Extract every entry word for word.

★ ★ ★ ★

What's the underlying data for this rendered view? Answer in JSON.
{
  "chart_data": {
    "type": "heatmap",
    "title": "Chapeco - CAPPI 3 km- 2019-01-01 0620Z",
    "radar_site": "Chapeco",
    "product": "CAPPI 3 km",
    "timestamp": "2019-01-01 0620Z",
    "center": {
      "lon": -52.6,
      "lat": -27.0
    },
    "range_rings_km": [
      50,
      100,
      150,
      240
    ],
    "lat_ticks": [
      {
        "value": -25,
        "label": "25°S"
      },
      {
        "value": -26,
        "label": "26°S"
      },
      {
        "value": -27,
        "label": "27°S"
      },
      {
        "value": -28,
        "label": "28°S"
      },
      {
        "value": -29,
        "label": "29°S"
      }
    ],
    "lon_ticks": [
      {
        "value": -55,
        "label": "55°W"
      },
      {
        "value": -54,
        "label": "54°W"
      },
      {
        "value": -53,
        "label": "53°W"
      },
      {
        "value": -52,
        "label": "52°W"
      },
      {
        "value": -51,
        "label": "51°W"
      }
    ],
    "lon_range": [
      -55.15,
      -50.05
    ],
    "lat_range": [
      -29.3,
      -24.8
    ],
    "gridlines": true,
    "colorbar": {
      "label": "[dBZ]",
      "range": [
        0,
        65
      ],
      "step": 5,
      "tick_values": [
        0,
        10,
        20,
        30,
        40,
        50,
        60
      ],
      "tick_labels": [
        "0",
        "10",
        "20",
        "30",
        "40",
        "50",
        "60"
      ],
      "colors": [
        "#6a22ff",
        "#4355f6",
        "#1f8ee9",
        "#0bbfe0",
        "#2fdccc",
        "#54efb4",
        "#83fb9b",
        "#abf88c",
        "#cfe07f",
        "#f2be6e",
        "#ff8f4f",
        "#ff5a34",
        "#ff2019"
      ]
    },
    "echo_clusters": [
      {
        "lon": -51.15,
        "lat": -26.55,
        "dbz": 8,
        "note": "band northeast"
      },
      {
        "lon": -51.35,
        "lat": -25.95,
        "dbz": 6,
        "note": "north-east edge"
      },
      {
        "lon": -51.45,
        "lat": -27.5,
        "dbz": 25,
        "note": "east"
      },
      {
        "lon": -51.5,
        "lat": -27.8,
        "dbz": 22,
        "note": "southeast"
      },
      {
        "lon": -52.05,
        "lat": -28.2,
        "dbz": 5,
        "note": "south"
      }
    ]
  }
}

★ ★ ★ ★

(OUTPUT BELOW):
What's the underlying data for this rendered view? Answer in JSON.
{
  "chart_data": {
    "type": "heatmap",
    "title": "Chapeco - CAPPI 3 km- 2019-01-01 0620Z",
    "radar_site": "Chapeco",
    "product": "CAPPI 3 km",
    "timestamp": "2019-01-01 0620Z",
    "center": {
      "lon": -52.6,
      "lat": -27.0
    },
    "range_rings_km": [
      50,
      100,
      150,
      240
    ],
    "lat_ticks": [
      {
        "value": -25,
        "label": "25°S"
      },
      {
        "value": -26,
        "label": "26°S"
      },
      {
        "value": -27,
        "label": "27°S"
      },
      {
        "value": -28,
        "label": "28°S"
      },
      {
        "value": -29,
        "label": "29°S"
      }
    ],
    "lon_ticks": [
      {
        "value": -55,
        "label": "55°W"
      },
      {
        "value": -54,
        "label": "54°W"
      },
      {
        "value": -53,
        "label": "53°W"
      },
      {
        "value": -52,
        "label": "52°W"
      },
      {
        "value": -51,
        "label": "51°W"
      }
    ],
    "lon_range": [
      -55.15,
      -50.05
    ],
    "lat_range": [
      -29.3,
      -24.8
    ],
    "gridlines": true,
    "colorbar": {
      "label": "[dBZ]",
      "range": [
        0,
        65
      ],
      "step": 5,
      "tick_values": [
        0,
        10,
        20,
        30,
        40,
        50,
        60
      ],
      "tick_labels": [
        "0",
        "10",
        "20",
        "30",
        "40",
        "50",
        "60"
      ],
      "colors": [
        "#6a22ff",
        "#4355f6",
        "#1f8ee9",
        "#0bbfe0",
        "#2fdccc",
        "#54efb4",
        "#83fb9b",
        "#abf88c",
        "#cfe07f",
        "#f2be6e",
        "#ff8f4f",
        "#ff5a34",
        "#ff2019"
      ]
    },
    "echo_clusters": [
      {
        "lon": -51.15,
        "lat": -26.55,
        "dbz": 8,
        "note": "band northeast"
      },
      {
        "lon": -51.35,
        "lat": -25.95,
        "dbz": 6,
        "note": "north-east edge"
      },
      {
        "lon": -51.45,
        "lat": -27.5,
        "dbz": 25,
        "note": "east"
      },
      {
        "lon": -51.5,
        "lat": -27.8,
        "dbz": 22,
        "note": "southeast"
      },
      {
        "lon": -52.05,
        "lat": -28.2,
        "dbz": 5,
        "note": "south"
      }
    ]
  }
}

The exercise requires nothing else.